DIRECTIONS FOR THIS TASK »
Pull out each line of the data that includes the word "flaps".

(Stored items)
.....

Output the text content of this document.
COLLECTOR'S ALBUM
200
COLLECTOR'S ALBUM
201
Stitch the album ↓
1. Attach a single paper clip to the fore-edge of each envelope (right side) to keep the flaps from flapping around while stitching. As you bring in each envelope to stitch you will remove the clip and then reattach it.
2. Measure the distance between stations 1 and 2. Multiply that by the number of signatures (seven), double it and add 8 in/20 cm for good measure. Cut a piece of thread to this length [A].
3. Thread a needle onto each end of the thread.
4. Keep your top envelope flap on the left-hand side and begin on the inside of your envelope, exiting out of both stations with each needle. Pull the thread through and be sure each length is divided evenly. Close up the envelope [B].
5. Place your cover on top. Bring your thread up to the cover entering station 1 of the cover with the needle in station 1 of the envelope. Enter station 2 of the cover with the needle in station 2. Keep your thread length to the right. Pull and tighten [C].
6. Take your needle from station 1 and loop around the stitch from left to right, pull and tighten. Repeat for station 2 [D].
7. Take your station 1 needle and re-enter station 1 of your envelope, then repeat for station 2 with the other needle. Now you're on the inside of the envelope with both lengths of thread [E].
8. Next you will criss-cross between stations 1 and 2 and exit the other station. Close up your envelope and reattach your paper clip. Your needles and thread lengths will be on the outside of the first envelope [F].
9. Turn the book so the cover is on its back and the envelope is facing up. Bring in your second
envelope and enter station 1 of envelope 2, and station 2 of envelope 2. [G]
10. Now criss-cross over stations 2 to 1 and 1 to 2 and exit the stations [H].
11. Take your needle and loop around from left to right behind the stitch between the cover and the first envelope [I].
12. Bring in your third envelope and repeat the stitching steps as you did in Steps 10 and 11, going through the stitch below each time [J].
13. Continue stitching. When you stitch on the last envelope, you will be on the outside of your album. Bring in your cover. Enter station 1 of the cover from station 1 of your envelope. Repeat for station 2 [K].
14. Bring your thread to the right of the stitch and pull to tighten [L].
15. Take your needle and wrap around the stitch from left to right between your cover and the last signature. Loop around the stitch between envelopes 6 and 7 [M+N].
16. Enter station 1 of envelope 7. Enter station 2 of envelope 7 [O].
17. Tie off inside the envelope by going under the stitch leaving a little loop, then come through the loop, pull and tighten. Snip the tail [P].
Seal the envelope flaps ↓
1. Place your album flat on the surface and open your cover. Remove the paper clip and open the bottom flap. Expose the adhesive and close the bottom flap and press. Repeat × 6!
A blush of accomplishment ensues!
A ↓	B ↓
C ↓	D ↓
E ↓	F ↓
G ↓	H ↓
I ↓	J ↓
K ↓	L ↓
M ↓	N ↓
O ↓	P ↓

.....

WORKED SOLUTION »
1. Attach a single paper clip to the fore-edge of each envelope (right side) to keep the flaps from flapping around while stitching. As you bring in each envelope to stitch you will remove the clip and then reattach it.
Seal the envelope flaps ↓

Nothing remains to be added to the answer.